*Directions for this task*
Continue the income tax appeal grounds from the point where the text stops.

*Selected excerpt*
···

The grounds of appeal are as under:-
I.T.A. No. 296/DEL/2016 (Assessee’s appeal)
On the facts and circumstances of the case and in law, the learned Assessing Officer (“AO”) has erred in passing the assessment order under section 143(3) read with section 144C of the Income-tax Act, 1961 (“the Act”) after considering the adjustments proposed by the learned Additional Commissioner of Income Tax, Transfer Pricing Officer-3(2), New Delhi (“TPO”) in his order passed under section 92CA(3) of the Act and subsequently confirmed by the Hon’ble Dispute Resolution Panel (‘“DRP”).
Each of the ground is referred to separately, which may kindly be considered independent of each other and without prejudice to each other.
That on the facts and circumstances of the case and in law,
the learned AO / TPO / DRP has erred in making an addition of Rs. 270,893,220 to the total income of the appellant on account of a transfer pricing adjustment to the distribution segment of the Appellant.

···

*Data lines*
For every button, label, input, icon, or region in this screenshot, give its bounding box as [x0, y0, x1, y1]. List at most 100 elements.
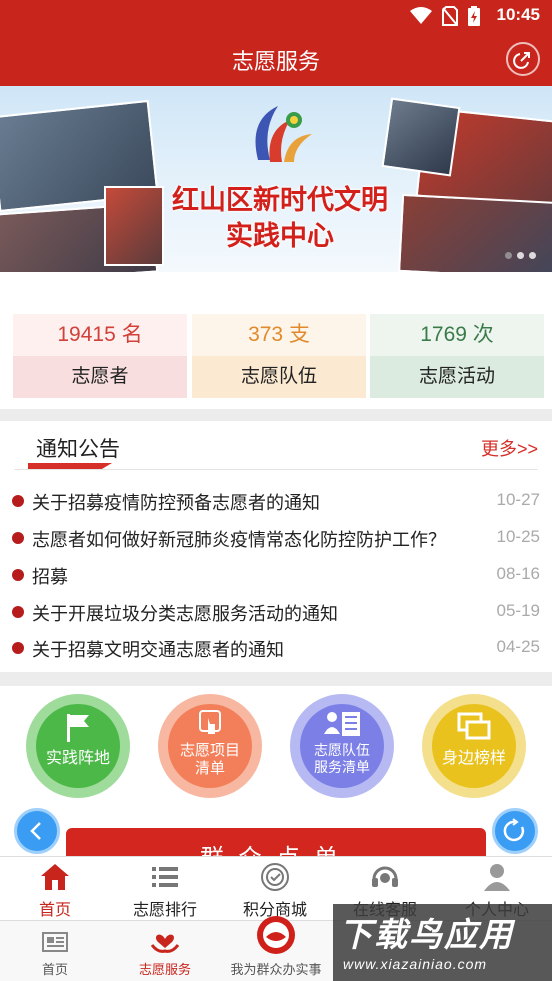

···

*Final result*
2. the AO / TPO / DRP has erred by not accepting the economic analysis undertaken by the appellant in accordance with the provisions of the Act read with the Income Tax Rules, 1962 (“the Rules”).
3. the learned AO / TPO / DRP have erred in conducting a fresh comparability analysis based on application of incorrect keywords and filters, in contradiction of the Hon’ble ITAT’s direction in appellant’s own case, without providing any cogent reasons for rejecting appellant’s economic analysis.
4. the learned TPO/ AO/ DRP failed to understand and appreciate the functions performed, assets employed and risks assumed by the Appellant and its AEs, thereby comparing companies which are functionally incomparable vis-a-vis the distribution segment of the Appellant
5. the learned TPO/ AO /DRP erred in passing order on incorrect factual assumption which is incorrect as per the records and submission made by the Appellant.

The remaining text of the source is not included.